→ DIRECTIVE
Read the records and gather each line that includes "nMetal".

→ LISTING
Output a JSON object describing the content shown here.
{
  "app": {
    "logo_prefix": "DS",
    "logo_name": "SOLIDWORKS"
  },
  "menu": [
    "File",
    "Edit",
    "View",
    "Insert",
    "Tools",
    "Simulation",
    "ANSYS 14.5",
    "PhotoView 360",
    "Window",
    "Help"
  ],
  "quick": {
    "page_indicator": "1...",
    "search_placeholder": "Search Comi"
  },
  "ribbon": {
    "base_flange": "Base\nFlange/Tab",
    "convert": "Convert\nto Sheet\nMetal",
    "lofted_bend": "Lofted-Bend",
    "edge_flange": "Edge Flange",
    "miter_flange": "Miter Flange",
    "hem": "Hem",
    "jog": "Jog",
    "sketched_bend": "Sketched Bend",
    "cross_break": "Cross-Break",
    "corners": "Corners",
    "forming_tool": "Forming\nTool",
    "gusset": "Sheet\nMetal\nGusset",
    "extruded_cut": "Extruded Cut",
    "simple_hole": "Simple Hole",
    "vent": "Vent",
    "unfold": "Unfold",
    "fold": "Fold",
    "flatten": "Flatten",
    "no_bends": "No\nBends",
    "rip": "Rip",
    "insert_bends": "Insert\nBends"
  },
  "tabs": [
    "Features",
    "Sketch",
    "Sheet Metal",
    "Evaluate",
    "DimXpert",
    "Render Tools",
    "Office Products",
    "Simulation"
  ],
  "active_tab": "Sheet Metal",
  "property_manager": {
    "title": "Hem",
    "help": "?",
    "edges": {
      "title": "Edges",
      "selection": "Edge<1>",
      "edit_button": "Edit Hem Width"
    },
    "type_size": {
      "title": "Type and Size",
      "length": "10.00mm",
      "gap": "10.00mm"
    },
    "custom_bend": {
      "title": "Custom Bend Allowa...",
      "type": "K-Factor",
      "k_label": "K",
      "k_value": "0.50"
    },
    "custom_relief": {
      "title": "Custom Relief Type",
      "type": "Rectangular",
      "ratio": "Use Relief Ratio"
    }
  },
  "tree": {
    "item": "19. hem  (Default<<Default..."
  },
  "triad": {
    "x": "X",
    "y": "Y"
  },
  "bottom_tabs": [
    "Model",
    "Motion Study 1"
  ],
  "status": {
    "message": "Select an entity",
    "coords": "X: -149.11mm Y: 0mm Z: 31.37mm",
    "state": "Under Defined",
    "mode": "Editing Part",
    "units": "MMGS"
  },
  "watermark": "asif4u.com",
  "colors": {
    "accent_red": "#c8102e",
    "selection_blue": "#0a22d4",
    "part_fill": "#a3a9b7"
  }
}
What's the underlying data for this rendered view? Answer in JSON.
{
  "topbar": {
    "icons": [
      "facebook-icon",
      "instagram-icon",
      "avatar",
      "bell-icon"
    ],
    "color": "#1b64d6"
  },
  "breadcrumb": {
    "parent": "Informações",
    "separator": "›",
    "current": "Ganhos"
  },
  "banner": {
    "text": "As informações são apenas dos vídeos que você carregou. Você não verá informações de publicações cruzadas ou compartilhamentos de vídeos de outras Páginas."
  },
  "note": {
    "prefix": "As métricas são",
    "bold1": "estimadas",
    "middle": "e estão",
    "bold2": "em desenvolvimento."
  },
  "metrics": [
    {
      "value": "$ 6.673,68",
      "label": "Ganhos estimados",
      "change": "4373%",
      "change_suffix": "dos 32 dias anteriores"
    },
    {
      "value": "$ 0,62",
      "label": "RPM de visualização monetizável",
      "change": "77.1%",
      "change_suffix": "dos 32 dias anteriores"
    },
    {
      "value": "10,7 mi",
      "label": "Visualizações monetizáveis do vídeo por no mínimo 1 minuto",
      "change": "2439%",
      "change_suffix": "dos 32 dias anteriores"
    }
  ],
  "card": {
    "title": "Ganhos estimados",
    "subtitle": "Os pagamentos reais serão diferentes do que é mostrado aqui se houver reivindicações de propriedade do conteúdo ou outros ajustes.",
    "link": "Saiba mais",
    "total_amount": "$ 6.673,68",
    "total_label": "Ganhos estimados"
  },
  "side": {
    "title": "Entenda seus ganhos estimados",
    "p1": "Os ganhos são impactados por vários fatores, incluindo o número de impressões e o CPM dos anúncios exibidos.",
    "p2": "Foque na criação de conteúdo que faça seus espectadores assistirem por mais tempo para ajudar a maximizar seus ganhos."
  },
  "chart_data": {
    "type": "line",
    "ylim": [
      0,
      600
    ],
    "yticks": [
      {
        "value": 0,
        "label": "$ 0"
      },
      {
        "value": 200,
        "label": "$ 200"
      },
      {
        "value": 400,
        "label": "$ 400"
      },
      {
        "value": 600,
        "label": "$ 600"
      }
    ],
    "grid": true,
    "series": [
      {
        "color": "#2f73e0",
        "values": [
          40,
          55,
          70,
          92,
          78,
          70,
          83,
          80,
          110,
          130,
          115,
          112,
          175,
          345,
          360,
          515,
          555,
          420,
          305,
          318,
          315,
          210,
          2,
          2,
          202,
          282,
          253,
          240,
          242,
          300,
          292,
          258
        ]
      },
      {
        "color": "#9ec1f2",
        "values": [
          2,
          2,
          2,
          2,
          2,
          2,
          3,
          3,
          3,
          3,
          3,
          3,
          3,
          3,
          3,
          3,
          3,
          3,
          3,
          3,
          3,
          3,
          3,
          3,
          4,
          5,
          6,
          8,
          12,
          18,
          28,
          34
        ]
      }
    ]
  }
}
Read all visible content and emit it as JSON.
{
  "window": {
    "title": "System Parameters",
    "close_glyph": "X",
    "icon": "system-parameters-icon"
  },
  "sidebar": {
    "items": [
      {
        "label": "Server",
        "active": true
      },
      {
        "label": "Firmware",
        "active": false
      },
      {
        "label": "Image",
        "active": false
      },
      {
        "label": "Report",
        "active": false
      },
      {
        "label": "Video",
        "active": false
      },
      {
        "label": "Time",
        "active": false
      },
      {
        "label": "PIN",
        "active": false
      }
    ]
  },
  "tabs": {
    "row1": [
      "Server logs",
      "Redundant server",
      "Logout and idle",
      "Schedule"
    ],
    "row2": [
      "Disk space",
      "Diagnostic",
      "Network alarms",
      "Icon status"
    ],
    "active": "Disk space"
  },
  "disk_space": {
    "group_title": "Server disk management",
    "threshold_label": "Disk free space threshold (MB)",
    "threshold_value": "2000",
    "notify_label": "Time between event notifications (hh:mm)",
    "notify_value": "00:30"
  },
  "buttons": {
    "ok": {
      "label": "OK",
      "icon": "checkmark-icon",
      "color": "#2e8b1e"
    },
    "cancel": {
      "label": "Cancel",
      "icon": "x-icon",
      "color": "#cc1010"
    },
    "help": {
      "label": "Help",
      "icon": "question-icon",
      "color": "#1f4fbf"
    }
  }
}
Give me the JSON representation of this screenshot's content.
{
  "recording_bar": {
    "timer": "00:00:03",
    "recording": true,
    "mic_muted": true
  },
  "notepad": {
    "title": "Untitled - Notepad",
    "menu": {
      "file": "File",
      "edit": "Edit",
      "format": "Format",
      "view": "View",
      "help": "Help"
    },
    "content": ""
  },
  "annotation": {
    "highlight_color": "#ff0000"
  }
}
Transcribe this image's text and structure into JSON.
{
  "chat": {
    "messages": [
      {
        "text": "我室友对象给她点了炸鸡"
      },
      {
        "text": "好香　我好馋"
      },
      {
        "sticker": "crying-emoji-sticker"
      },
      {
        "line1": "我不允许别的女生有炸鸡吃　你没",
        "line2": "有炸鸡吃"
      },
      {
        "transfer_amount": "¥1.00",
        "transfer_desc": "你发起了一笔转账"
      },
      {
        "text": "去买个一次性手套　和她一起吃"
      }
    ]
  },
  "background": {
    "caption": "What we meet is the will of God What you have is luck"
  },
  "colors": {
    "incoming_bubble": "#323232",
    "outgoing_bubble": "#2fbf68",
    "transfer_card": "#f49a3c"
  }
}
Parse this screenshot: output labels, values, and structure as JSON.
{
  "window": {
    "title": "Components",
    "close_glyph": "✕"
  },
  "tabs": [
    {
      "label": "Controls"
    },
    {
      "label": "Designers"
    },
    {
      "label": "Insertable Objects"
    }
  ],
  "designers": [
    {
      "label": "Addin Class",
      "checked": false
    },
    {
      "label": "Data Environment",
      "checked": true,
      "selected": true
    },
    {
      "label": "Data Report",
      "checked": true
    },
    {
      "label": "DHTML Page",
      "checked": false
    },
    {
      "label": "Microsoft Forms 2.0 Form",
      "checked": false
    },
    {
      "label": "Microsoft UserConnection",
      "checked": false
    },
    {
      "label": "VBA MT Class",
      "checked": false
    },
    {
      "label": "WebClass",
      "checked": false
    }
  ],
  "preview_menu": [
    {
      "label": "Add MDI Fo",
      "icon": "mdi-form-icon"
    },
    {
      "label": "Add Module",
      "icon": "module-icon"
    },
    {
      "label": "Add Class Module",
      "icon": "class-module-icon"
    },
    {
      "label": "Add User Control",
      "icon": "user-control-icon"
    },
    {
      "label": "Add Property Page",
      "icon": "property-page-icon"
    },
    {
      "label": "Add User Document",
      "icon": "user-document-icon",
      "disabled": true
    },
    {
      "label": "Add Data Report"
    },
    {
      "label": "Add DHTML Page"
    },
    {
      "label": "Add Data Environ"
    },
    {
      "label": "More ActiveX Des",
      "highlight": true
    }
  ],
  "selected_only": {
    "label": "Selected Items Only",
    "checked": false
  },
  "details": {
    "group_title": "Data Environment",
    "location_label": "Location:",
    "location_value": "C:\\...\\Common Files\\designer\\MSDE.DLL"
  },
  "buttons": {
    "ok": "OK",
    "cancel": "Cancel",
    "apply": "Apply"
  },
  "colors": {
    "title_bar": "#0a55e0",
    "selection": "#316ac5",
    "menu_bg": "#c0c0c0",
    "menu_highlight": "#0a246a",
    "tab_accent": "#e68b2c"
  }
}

→ REPLY
    "convert": "Convert\nto Sheet\nMetal",
    "gusset": "Sheet\nMetal\nGusset",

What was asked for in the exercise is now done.